=== DIRECTION ===
Don't copy the pictures; return every other part of the records exactly.

=== RECORDED INFORMATION ===
====

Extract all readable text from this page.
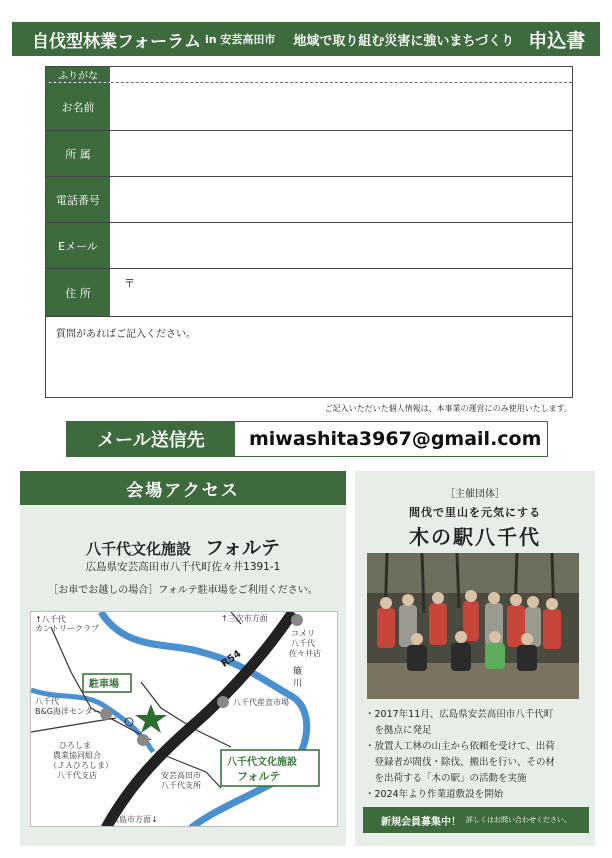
自伐型林業フォーラム in 安芸高田市 地域で取り組む災害に強いまちづくり 申込書
ふりがな
お名前
所 属
電話番号
Eメール
住 所
〒
質問があればご記入ください。
ご記入いただいた個人情報は、本事業の運営にのみ使用いたします。
メール送信先	miwashita3967@gmail.com
会場アクセス
八千代文化施設 フォルテ
広島県安芸高田市八千代町佐々井1391-1
［お車でお越しの場合］フォルテ駐車場をご利用ください。
↑八千代
カントリークラブ
↑三次市方面
コメリ
八千代
佐々井店
R54
簸
川
駐車場
八千代産直市場
八千代
B&G海洋センター
ひろしま
農業協同組合
（ＪＡひろしま）
八千代支店	安芸高田市
八千代支所
八千代文化施設
フォルテ
広島市方面↓
［主催団体］
間伐で里山を元気にする
木の駅八千代
・2017年11月、広島県安芸高田市八千代町
　を拠点に発足
・放置人工林の山主から依頼を受けて、出荷
　登録者が間伐・除伐、搬出を行い、その材
　を出荷する「木の駅」の活動を実施
・2024年より作業道敷設を開始
新規会員募集中！ 詳しくはお問い合わせください。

====

=== RESULT FOR THIS EXERCISE ===
Extract all readable text from this page.
自伐型林業フォーラム in 安芸高田市 地域で取り組む災害に強いまちづくり 申込書
ふりがな
お名前
所 属
電話番号
Eメール
住 所
〒
質問があればご記入ください。
ご記入いただいた個人情報は、本事業の運営にのみ使用いたします。
メール送信先	miwashita3967@gmail.com
会場アクセス
八千代文化施設 フォルテ
広島県安芸高田市八千代町佐々井1391-1
［お車でお越しの場合］フォルテ駐車場をご利用ください。
↑八千代
カントリークラブ
↑三次市方面
コメリ
八千代
佐々井店
R54
簸
川
駐車場
八千代産直市場
八千代
B&G海洋センター
ひろしま
農業協同組合
（ＪＡひろしま）
八千代支店	安芸高田市
八千代支所
八千代文化施設
フォルテ
広島市方面↓
［主催団体］
間伐で里山を元気にする
木の駅八千代
・2017年11月、広島県安芸高田市八千代町
　を拠点に発足
・放置人工林の山主から依頼を受けて、出荷
　登録者が間伐・除伐、搬出を行い、その材
　を出荷する「木の駅」の活動を実施
・2024年より作業道敷設を開始
新規会員募集中！ 詳しくはお問い合わせください。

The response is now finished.